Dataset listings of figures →

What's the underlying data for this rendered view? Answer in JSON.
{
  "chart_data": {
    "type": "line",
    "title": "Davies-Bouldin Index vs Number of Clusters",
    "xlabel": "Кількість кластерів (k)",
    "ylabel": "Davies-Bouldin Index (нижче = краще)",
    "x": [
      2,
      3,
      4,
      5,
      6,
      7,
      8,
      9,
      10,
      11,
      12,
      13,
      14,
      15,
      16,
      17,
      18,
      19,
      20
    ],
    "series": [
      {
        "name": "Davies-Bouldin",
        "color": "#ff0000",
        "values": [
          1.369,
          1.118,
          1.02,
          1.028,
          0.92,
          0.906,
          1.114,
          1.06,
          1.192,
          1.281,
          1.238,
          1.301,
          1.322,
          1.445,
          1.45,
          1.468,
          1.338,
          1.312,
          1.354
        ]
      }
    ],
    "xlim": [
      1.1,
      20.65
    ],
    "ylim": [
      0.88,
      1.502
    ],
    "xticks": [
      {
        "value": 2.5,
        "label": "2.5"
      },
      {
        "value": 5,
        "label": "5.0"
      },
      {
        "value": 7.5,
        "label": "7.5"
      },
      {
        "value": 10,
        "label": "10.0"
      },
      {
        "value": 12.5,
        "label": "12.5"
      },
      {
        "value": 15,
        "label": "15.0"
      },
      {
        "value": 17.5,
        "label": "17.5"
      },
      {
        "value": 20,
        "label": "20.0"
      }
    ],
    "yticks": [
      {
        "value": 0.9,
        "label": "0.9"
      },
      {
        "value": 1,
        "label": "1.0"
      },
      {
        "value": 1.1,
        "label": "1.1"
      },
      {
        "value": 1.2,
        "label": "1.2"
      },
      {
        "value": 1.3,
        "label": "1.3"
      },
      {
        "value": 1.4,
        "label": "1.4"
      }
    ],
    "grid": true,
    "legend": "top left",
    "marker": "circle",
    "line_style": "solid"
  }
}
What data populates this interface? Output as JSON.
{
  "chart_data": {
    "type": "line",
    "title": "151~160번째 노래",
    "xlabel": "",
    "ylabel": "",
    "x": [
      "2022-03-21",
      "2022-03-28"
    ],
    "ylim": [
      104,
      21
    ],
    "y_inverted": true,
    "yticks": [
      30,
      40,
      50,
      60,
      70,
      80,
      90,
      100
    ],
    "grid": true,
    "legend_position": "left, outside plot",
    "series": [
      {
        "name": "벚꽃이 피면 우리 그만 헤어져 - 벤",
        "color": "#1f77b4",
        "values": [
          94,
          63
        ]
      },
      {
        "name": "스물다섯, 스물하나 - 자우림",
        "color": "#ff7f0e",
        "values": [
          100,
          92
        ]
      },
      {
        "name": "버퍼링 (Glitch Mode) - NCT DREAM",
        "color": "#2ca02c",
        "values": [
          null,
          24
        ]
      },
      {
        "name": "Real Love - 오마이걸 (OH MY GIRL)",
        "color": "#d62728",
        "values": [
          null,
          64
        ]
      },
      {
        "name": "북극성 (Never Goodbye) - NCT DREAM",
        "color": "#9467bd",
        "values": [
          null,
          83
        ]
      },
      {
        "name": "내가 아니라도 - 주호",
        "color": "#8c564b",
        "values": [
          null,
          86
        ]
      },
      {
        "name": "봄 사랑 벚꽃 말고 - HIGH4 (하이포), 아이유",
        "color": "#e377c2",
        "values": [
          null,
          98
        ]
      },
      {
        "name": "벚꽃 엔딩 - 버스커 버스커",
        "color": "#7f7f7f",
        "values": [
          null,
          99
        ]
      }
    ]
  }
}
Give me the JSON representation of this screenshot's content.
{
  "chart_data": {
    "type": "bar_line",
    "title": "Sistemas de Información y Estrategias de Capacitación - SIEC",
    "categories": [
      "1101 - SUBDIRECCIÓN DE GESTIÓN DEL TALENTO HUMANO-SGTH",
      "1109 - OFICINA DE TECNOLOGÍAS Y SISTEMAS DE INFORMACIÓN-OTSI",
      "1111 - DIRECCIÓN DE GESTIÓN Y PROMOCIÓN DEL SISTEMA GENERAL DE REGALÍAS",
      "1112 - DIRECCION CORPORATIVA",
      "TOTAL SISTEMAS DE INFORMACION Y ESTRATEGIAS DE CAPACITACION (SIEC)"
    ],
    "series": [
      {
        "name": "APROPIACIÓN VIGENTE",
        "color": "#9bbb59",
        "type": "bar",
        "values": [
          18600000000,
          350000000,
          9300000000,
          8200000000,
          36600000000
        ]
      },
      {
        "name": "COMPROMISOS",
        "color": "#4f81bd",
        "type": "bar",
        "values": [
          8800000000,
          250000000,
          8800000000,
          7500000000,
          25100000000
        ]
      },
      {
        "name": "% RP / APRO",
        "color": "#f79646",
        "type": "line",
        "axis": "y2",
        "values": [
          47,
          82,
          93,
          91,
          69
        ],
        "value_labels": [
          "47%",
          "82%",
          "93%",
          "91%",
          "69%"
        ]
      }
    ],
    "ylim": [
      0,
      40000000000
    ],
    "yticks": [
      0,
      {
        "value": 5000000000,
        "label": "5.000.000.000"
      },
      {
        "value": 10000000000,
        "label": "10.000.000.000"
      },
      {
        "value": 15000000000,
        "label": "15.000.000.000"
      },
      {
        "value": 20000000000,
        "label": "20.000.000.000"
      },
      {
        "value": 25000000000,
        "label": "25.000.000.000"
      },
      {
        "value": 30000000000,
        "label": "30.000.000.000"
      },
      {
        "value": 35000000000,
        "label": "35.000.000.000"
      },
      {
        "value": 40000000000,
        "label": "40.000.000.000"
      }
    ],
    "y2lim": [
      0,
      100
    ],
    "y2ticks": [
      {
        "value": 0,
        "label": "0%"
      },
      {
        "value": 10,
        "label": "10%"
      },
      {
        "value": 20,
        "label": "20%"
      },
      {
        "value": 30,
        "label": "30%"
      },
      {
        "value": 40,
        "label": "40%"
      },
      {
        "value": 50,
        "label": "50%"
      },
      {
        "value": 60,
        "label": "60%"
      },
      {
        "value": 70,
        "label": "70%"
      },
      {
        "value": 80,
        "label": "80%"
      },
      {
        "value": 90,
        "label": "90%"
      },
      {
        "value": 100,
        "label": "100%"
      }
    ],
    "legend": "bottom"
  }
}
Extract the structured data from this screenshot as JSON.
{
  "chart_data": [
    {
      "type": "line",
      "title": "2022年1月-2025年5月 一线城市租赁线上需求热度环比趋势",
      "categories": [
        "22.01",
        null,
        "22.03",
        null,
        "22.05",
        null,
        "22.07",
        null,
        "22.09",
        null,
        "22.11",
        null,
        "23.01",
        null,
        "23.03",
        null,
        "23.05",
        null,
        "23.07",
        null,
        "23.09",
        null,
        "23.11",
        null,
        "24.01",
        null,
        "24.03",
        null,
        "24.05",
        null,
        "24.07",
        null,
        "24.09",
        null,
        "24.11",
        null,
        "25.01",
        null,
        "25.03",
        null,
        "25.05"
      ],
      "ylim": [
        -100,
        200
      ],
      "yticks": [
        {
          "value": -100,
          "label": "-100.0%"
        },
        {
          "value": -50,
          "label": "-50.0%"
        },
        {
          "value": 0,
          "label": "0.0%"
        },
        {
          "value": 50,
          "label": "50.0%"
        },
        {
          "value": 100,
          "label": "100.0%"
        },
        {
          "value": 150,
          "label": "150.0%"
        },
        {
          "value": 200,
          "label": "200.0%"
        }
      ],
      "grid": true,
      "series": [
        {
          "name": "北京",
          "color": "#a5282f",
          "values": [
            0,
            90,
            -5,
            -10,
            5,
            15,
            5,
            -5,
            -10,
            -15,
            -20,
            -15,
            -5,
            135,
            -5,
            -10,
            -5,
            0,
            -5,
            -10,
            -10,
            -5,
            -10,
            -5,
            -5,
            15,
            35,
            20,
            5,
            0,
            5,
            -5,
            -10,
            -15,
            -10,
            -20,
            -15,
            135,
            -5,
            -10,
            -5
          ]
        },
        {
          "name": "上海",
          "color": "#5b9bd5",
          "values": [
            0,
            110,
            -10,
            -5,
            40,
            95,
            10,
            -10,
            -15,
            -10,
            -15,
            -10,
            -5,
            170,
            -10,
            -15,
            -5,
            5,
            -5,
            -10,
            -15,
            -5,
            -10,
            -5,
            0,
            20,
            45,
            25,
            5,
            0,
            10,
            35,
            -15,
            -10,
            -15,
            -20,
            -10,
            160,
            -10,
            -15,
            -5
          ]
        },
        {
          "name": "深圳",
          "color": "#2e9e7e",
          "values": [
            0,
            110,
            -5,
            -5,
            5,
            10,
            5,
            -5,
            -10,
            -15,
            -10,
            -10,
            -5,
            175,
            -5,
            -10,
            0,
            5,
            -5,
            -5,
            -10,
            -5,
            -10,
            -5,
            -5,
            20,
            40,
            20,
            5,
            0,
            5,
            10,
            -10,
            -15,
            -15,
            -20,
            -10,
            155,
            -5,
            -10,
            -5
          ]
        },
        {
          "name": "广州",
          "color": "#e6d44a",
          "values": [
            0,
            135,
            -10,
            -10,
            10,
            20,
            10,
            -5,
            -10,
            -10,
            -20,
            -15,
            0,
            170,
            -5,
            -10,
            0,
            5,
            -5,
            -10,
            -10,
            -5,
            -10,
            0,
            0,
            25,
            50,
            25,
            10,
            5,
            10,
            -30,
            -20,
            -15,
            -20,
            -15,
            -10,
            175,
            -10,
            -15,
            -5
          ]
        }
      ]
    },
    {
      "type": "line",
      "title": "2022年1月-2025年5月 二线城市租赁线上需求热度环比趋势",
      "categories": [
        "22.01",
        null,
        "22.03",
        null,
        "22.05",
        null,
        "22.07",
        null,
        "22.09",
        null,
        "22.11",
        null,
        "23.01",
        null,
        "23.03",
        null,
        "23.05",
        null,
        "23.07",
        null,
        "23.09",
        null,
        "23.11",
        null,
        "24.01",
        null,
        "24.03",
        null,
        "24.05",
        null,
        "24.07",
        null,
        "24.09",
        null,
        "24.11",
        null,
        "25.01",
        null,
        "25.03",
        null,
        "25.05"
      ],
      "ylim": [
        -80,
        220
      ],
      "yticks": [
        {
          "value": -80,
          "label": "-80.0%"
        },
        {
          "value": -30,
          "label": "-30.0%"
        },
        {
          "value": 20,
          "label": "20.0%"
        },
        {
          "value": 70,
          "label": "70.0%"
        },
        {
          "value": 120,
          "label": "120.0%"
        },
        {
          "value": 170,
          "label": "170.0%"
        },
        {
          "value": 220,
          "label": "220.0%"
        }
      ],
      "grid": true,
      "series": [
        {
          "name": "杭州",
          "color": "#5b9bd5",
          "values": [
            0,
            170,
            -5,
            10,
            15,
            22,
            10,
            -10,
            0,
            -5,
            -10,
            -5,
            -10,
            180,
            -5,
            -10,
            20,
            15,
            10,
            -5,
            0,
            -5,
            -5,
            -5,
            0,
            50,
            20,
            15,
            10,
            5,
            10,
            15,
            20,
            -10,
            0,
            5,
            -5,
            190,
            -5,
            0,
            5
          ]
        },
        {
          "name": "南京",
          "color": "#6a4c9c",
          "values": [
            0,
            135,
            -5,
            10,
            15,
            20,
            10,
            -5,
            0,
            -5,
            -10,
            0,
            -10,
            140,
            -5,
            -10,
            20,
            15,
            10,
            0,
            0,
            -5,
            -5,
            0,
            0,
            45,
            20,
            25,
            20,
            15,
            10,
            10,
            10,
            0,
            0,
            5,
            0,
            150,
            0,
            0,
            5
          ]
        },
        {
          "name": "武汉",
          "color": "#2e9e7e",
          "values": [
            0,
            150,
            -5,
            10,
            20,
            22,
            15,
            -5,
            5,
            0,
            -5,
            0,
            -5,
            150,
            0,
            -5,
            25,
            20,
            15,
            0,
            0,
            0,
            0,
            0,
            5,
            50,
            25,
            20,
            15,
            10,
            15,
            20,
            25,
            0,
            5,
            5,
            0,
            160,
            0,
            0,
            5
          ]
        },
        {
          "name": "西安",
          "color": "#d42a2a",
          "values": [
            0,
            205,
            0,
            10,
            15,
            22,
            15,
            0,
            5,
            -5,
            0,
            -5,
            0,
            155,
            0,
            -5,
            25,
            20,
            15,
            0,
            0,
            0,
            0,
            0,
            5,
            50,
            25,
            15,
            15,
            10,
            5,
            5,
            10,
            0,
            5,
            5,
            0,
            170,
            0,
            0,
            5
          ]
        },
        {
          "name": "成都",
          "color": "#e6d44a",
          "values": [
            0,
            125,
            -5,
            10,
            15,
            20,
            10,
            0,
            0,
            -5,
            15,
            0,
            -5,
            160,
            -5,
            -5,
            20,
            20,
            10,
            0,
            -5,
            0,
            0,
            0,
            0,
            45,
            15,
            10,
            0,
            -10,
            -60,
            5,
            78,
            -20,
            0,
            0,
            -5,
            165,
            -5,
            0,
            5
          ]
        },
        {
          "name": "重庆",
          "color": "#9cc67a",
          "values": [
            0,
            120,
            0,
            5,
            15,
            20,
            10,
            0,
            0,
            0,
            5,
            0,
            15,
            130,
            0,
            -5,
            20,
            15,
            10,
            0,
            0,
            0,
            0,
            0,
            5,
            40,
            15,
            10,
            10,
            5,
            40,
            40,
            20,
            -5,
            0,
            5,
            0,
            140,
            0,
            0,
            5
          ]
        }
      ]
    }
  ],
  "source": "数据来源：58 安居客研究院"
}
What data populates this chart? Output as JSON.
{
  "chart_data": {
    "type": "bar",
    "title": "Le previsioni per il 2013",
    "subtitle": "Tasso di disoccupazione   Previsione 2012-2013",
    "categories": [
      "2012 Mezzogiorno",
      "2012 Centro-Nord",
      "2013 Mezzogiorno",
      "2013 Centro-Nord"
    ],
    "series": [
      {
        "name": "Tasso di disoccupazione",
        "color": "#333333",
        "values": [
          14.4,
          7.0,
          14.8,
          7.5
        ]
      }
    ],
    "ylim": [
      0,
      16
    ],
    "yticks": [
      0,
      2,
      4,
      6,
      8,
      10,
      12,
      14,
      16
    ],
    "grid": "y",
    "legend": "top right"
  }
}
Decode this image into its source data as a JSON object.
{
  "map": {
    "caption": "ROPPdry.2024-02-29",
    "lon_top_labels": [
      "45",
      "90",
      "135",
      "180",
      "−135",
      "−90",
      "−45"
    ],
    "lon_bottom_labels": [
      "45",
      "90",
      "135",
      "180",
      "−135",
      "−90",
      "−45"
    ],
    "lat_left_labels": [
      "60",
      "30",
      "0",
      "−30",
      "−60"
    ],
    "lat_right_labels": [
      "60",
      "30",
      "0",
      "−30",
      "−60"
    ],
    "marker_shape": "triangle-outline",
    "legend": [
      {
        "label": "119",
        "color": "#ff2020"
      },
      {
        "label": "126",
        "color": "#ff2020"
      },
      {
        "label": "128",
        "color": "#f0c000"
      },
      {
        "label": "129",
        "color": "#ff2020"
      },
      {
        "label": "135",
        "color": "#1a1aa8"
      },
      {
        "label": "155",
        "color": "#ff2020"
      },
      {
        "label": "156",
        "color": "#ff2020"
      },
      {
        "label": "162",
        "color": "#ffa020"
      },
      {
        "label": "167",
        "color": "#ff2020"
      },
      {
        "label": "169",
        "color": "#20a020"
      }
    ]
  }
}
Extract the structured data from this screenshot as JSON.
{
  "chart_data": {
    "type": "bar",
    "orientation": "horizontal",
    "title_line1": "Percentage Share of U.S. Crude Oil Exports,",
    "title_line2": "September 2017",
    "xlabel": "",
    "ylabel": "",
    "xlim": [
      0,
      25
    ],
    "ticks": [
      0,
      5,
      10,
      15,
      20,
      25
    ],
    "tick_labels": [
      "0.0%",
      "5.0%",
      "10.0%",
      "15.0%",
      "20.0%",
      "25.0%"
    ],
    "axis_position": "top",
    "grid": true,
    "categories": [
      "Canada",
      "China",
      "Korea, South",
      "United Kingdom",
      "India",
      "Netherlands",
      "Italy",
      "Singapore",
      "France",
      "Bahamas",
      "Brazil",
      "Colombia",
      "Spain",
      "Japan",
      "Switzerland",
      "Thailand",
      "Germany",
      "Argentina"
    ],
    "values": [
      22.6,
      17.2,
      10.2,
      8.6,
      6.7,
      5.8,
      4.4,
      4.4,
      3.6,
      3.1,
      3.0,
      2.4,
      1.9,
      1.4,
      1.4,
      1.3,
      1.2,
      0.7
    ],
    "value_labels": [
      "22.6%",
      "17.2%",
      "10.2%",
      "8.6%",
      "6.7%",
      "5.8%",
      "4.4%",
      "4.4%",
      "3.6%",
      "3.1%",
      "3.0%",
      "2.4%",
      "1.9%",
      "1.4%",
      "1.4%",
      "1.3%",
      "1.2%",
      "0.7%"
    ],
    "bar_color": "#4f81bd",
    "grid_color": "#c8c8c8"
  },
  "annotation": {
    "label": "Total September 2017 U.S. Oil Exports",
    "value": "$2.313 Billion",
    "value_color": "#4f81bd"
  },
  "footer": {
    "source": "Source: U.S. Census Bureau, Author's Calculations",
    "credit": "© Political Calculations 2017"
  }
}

EXERCISE →
Using the listing above, pick out each line that contains the word "What", then copy it.

CORRECT OUTPUT →
What's the underlying data for this rendered view? Answer in JSON.
What data populates this interface? Output as JSON.
What data populates this chart? Output as JSON.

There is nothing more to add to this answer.